• **SOURCE EXTRACT**:

"""

[TUHS] The origin of /home

Grant Taylor gtaylor at tnetconsulting.net
Thu Oct 11 03:08:58 AEST 2018

On 10/10/2018 08:43 AM, Norman Wilson wrote:
> The first UNIX system I ever used, ca. 1980, had users' home directories 
> in /u.  I suspect it was that way (as suggested in some earlier messages) 
> just for storage management: separate file system from /usr.

I sort of like /u because I'm lazy and it's shorter than /usr or /home. 

> I've carried /u around with me ever since to other systems I've set up 
> from scratch, except in my home environment where I've made a radical 
> departure: everything that isn't part of the base OS is in a tree 
> rooted at /con, so home directories are /con/u.  /con was `constant,' 
> inspired by /var, meaning stuff that should be preserved when the OS 
> is reinstalled--everything else should come from installation media or 
> configuration management.

Save for /etc, I like the spirit of /con.

> But in any case there's nothing especially novel about moving users' home 
> directories out of /usr, and since it's UNIX, nothing that says there has 
> to be any standard at all.

The wonderful thing about standards is that we have so many to choose from.

> On the systems I am currently paid to help run, most users have 
> home-directory names like /h/u12/c4/00/c4ntest.  There is no attempt to 
> glue together a single name hierarchy; we have in excess of 17000 users 
> so that would be something of a mess.  (I guess enormous directories 
> aren't the resource pigs they used to be,

I don't know if it's still the performance penalty that it used to be, 
or if the systems are just faster and / or better and overcoming said 
performance penalty of big directories.

> though symlinks are just as bad as they have ever been.)

Would you please elaborate on what you mean by that?

> There's the ~user shell syntax for those who like that; I don't, but 
> I have a little shell script in my personal bin directory so I can do 
> things like ls `home c4ntest`; it all just works.

"""

• **Items listed in a dataset**:
"""

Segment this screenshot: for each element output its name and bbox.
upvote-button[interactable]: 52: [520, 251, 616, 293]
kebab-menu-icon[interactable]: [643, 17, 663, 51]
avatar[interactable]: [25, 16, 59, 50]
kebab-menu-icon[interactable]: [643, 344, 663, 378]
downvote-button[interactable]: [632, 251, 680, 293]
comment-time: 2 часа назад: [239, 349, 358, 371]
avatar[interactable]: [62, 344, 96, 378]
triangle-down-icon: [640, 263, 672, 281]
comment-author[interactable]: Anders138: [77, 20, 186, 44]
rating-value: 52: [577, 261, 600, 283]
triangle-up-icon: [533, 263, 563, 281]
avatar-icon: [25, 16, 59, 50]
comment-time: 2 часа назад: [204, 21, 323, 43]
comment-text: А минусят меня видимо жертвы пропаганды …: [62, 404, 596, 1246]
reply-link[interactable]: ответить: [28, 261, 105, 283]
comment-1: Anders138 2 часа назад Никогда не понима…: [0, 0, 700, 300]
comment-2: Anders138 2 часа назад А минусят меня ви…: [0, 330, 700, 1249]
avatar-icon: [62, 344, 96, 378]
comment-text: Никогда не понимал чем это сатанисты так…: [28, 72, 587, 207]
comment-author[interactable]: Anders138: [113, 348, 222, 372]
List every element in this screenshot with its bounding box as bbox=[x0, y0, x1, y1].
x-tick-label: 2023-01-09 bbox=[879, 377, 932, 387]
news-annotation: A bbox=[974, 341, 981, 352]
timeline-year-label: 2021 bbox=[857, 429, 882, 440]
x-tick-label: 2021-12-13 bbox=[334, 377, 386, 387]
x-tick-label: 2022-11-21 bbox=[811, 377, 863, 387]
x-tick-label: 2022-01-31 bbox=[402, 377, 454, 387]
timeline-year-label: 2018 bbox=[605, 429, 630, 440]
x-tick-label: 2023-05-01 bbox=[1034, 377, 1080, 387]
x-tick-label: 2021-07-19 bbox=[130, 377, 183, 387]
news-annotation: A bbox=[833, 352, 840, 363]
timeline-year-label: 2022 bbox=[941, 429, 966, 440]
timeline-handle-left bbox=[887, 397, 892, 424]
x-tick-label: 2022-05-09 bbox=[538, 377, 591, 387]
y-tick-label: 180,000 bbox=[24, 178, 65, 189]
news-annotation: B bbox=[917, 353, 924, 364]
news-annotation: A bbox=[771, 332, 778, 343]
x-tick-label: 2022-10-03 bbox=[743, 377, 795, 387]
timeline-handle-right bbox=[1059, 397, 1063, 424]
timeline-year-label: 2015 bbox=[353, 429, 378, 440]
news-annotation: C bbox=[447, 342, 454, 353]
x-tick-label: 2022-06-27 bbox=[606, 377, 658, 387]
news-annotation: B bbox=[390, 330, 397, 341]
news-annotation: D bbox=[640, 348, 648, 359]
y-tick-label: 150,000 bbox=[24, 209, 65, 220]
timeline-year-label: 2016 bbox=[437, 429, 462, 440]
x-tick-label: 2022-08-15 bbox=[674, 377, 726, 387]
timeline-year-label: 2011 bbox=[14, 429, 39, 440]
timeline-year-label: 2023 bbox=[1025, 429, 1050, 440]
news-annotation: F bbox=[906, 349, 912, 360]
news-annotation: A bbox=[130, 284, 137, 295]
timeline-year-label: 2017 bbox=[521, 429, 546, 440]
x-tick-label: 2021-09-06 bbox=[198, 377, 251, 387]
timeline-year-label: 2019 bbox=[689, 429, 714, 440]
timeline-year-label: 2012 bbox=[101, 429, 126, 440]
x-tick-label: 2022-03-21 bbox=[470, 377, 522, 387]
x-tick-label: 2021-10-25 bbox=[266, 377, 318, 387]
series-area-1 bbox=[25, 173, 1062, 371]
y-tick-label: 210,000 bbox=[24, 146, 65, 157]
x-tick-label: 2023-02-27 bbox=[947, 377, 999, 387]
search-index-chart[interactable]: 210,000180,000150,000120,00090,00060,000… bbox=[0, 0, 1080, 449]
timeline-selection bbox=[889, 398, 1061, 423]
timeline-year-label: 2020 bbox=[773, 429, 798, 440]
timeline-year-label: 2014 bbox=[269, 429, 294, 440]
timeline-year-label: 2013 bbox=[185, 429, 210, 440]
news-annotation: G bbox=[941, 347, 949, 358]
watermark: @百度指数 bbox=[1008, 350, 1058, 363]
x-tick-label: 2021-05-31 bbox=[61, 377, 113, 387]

"""

• **ACTIONS TO TAKE**:
1. Print the stretch of the message on the origin of /home from "I don't know" through "all just works.", word for word.
2. List every directory path beginning with a slash that the message on the origin of /home mentions, giving each distinct path once.

• **COMPLETED EXERCISE**:
1.
I don't know if it's still the performance penalty that it used to be, 
or if the systems are just faster and / or better and overcoming said 
performance penalty of big directories.

> though symlinks are just as bad as they have ever been.)

Would you please elaborate on what you mean by that?

> There's the ~user shell syntax for those who like that; I don't, but 
> I have a little shell script in my personal bin directory so I can do 
> things like ls `home c4ntest`; it all just works.

2.
/home
/u
/usr
/con
/con/u
/var
/etc
/h/u12/c4/00/c4ntest